• _GOAL_
Print each of the entries exactly, leaving nothing out.

• _RECORD EXTRACTS_
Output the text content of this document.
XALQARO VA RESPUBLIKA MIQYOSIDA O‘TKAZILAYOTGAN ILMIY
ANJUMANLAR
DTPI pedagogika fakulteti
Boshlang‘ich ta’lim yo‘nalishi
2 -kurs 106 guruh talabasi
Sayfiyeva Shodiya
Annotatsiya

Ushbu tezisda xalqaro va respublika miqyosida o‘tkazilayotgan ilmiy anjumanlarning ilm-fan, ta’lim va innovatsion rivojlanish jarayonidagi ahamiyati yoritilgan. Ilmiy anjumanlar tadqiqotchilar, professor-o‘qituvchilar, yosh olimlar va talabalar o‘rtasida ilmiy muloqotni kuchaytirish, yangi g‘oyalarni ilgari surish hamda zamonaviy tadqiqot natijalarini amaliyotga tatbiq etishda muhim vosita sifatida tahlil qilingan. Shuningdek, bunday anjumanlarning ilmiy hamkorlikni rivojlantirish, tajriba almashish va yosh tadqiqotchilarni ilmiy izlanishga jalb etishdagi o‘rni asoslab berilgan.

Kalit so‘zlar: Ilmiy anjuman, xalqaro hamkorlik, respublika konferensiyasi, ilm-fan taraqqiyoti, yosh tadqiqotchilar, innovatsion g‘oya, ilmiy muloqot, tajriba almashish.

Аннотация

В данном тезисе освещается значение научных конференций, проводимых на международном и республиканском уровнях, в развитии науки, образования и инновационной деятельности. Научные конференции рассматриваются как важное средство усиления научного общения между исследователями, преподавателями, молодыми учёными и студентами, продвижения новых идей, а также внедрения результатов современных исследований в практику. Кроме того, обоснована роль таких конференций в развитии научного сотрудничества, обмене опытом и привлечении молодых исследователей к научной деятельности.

• _SOLUTION TO THIS EXERCISE_
Output the text content of this document.
XALQARO VA RESPUBLIKA MIQYOSIDA O‘TKAZILAYOTGAN ILMIY
ANJUMANLAR
DTPI pedagogika fakulteti
Boshlang‘ich ta’lim yo‘nalishi
2 -kurs 106 guruh talabasi
Sayfiyeva Shodiya
Annotatsiya

Ushbu tezisda xalqaro va respublika miqyosida o‘tkazilayotgan ilmiy anjumanlarning ilm-fan, ta’lim va innovatsion rivojlanish jarayonidagi ahamiyati yoritilgan. Ilmiy anjumanlar tadqiqotchilar, professor-o‘qituvchilar, yosh olimlar va talabalar o‘rtasida ilmiy muloqotni kuchaytirish, yangi g‘oyalarni ilgari surish hamda zamonaviy tadqiqot natijalarini amaliyotga tatbiq etishda muhim vosita sifatida tahlil qilingan. Shuningdek, bunday anjumanlarning ilmiy hamkorlikni rivojlantirish, tajriba almashish va yosh tadqiqotchilarni ilmiy izlanishga jalb etishdagi o‘rni asoslab berilgan.

Kalit so‘zlar: Ilmiy anjuman, xalqaro hamkorlik, respublika konferensiyasi, ilm-fan taraqqiyoti, yosh tadqiqotchilar, innovatsion g‘oya, ilmiy muloqot, tajriba almashish.

Аннотация

В данном тезисе освещается значение научных конференций, проводимых на международном и республиканском уровнях, в развитии науки, образования и инновационной деятельности. Научные конференции рассматриваются как важное средство усиления научного общения между исследователями, преподавателями, молодыми учёными и студентами, продвижения новых идей, а также внедрения результатов современных исследований в практику. Кроме того, обоснована роль таких конференций в развитии научного сотрудничества, обмене опытом и привлечении молодых исследователей к научной деятельности.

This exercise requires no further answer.